What is asked - Leave out the pictures and copy the remaining records exactly.

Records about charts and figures

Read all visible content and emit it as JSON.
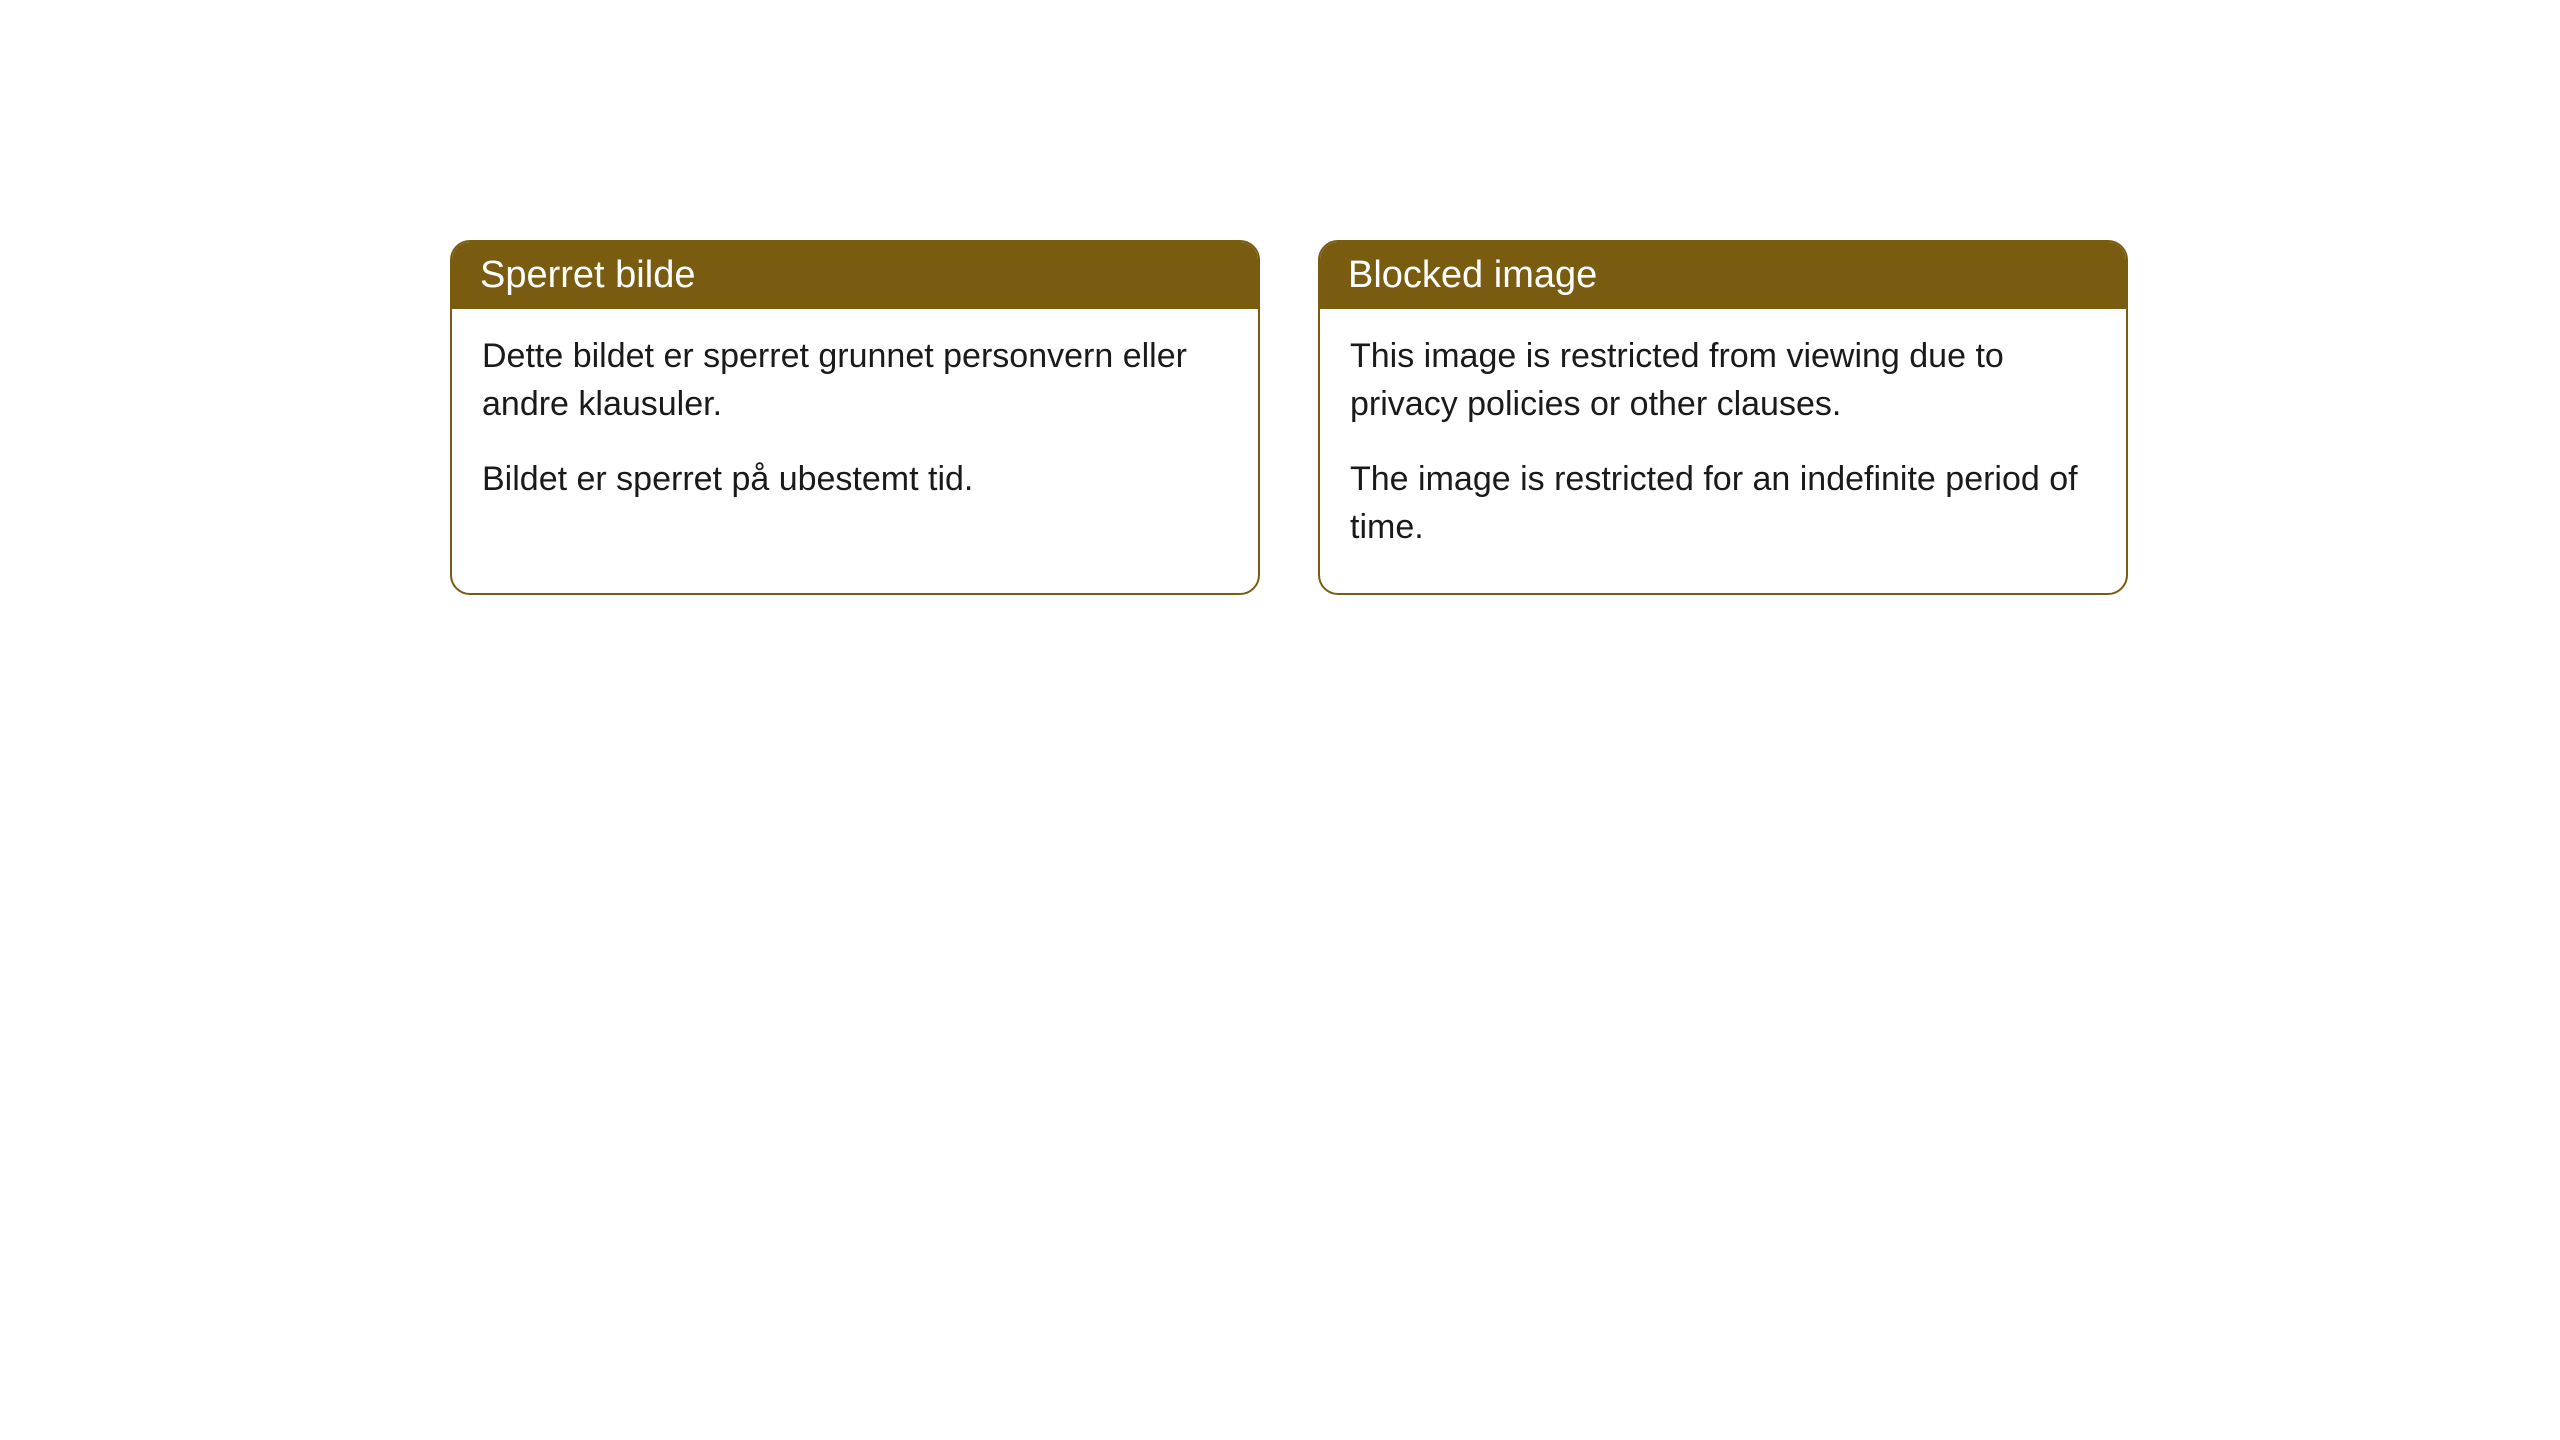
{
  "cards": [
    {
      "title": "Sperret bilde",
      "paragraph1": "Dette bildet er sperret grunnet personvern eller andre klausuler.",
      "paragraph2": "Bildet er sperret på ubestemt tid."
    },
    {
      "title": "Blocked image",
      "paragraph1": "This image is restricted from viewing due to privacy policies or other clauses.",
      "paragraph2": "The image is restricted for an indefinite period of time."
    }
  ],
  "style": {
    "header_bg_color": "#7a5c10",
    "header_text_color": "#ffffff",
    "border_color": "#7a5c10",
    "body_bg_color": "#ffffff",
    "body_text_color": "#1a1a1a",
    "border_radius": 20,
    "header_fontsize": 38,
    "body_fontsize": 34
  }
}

Solution to this problem -
Read all visible content and emit it as JSON.
{
  "cards": [
    {
      "title": "Sperret bilde",
      "paragraph1": "Dette bildet er sperret grunnet personvern eller andre klausuler.",
      "paragraph2": "Bildet er sperret på ubestemt tid."
    },
    {
      "title": "Blocked image",
      "paragraph1": "This image is restricted from viewing due to privacy policies or other clauses.",
      "paragraph2": "The image is restricted for an indefinite period of time."
    }
  ],
  "style": {
    "header_bg_color": "#7a5c10",
    "header_text_color": "#ffffff",
    "border_color": "#7a5c10",
    "body_bg_color": "#ffffff",
    "body_text_color": "#1a1a1a",
    "border_radius": 20,
    "header_fontsize": 38,
    "body_fontsize": 34
  }
}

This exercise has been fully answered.